■ **Provided entries**

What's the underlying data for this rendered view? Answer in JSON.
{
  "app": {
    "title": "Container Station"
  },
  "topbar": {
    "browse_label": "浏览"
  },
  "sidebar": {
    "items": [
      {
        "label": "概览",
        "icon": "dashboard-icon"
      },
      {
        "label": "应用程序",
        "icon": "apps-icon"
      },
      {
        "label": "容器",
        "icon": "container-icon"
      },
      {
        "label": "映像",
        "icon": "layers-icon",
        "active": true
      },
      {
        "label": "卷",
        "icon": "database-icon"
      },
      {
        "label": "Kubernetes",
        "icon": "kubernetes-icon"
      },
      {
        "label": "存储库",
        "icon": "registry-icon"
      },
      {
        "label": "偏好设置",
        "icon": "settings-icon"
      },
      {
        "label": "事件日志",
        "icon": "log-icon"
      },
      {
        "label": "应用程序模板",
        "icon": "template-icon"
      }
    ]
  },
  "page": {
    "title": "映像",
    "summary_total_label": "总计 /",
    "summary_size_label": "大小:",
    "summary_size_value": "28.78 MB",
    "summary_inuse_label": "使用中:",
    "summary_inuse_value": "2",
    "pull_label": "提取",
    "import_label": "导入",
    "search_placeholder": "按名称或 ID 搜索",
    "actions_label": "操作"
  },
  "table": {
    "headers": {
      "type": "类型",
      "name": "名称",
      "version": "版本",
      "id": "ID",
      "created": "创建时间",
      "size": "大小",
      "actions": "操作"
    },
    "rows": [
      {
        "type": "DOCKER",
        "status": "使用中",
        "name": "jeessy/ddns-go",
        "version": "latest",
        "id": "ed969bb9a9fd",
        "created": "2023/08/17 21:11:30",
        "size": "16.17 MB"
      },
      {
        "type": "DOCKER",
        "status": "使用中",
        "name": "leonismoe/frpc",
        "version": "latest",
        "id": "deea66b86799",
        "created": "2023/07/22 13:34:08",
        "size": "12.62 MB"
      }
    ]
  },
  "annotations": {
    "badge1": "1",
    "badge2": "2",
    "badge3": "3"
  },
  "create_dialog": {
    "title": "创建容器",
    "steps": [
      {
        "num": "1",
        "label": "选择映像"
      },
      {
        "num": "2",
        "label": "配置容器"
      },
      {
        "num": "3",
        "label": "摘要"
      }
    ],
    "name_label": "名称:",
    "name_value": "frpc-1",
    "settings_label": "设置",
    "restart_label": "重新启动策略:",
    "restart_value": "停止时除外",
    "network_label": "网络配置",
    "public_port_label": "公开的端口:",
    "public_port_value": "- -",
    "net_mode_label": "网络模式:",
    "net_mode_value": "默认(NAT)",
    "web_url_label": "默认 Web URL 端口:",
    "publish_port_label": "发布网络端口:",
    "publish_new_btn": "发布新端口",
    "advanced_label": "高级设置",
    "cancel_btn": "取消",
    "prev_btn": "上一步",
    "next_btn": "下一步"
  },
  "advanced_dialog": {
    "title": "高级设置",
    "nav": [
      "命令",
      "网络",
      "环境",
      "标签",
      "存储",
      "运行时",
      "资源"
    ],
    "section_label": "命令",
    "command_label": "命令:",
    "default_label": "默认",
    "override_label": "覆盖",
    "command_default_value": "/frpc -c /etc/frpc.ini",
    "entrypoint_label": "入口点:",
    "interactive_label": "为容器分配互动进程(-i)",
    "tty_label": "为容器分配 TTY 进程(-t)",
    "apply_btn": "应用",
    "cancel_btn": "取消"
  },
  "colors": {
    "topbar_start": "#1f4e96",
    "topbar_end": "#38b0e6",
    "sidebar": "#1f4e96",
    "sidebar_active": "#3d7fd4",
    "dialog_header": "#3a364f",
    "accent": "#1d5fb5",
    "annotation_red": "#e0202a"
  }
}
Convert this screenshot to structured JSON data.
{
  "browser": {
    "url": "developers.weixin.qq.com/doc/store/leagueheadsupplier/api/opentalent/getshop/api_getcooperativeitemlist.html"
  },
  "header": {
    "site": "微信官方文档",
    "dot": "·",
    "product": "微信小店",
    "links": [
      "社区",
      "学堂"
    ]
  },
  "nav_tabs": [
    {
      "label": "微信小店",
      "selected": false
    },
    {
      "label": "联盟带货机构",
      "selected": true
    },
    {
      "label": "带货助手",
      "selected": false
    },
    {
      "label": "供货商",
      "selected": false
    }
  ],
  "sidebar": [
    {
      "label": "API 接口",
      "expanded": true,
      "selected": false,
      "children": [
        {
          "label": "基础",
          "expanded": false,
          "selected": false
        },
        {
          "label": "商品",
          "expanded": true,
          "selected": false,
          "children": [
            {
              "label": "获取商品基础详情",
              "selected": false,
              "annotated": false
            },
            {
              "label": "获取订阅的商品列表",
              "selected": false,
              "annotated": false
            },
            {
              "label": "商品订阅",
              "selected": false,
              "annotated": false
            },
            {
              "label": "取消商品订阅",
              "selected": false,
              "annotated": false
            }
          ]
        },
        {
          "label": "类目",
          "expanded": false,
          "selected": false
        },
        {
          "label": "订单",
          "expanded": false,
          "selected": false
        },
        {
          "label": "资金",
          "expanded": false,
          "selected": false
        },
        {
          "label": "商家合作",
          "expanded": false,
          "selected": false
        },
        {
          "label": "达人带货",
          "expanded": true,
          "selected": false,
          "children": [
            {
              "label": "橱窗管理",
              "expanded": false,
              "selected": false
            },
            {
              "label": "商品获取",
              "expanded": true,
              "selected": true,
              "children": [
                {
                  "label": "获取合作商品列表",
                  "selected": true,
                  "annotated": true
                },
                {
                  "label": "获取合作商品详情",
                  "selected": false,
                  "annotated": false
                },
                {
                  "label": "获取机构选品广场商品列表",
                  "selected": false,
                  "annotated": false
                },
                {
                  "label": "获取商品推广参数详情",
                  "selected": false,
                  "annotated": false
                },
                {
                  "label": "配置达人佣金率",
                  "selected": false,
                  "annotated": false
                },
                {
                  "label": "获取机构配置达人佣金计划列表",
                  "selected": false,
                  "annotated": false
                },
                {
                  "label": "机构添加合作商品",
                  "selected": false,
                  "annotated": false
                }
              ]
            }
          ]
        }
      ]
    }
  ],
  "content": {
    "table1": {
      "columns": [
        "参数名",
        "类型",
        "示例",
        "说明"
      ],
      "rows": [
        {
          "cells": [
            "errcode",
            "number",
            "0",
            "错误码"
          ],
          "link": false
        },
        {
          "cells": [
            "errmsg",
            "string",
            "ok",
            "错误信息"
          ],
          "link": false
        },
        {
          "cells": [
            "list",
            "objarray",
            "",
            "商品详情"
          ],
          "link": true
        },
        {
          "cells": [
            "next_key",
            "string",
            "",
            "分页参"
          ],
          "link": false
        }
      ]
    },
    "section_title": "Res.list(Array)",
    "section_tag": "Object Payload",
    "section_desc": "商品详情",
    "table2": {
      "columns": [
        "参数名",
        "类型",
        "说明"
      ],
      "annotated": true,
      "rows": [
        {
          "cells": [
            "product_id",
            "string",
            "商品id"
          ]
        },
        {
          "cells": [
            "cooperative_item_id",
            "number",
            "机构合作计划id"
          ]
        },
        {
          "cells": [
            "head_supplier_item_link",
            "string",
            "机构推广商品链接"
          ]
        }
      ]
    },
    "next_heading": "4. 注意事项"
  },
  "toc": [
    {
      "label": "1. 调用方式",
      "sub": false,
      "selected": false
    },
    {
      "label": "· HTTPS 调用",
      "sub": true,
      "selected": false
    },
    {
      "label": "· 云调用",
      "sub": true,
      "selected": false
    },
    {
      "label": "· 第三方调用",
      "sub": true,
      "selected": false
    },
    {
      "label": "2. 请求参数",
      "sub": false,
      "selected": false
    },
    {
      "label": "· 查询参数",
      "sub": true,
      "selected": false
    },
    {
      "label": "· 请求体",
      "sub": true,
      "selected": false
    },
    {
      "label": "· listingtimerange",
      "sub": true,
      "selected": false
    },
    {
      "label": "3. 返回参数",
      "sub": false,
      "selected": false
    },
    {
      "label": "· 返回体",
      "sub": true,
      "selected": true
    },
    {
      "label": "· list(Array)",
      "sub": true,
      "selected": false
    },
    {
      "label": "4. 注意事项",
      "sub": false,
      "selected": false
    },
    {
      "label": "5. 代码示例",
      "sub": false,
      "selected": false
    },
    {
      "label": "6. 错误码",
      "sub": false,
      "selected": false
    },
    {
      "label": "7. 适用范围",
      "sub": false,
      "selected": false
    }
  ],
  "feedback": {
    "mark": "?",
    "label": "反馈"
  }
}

■ **Instruction**
Find the lines containing "icon" and list every one of them.

■ **Task output**
        "icon": "dashboard-icon"
        "icon": "apps-icon"
        "icon": "container-icon"
        "icon": "layers-icon",
        "icon": "database-icon"
        "icon": "kubernetes-icon"
        "icon": "registry-icon"
        "icon": "settings-icon"
        "icon": "log-icon"
        "icon": "template-icon"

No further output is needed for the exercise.